The exercise
Pull out every line containing the string "page".

## start Data rows

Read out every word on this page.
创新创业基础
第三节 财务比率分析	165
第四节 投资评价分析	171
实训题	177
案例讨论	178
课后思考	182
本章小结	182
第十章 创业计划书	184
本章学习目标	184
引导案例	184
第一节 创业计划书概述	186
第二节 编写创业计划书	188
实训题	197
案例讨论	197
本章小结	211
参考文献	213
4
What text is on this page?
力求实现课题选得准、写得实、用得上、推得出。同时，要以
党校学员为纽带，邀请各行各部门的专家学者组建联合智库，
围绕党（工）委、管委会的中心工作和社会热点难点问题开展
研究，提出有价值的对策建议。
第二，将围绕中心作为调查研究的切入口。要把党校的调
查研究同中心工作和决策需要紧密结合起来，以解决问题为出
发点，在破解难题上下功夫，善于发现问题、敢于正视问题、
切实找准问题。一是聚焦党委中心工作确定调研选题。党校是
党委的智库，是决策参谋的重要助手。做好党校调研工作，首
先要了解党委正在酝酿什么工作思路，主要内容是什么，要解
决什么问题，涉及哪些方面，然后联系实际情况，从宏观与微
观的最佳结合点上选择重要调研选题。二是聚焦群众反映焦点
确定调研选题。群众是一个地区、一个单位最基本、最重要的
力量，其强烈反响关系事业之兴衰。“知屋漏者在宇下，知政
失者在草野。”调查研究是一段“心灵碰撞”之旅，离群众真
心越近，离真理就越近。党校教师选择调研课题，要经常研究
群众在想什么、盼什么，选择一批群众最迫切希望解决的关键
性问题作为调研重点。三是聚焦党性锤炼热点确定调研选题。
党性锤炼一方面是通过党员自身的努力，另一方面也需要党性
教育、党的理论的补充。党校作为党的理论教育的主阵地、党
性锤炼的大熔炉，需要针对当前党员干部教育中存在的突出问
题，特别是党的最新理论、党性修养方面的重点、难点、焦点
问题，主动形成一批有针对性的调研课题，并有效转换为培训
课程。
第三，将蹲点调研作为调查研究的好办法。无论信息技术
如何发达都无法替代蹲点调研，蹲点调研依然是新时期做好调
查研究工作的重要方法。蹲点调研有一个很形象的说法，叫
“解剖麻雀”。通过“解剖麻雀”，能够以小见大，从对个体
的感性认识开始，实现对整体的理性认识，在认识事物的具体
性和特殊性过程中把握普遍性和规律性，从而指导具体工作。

## end Data rows

Worked answer
Read out every word on this page.
What text is on this page?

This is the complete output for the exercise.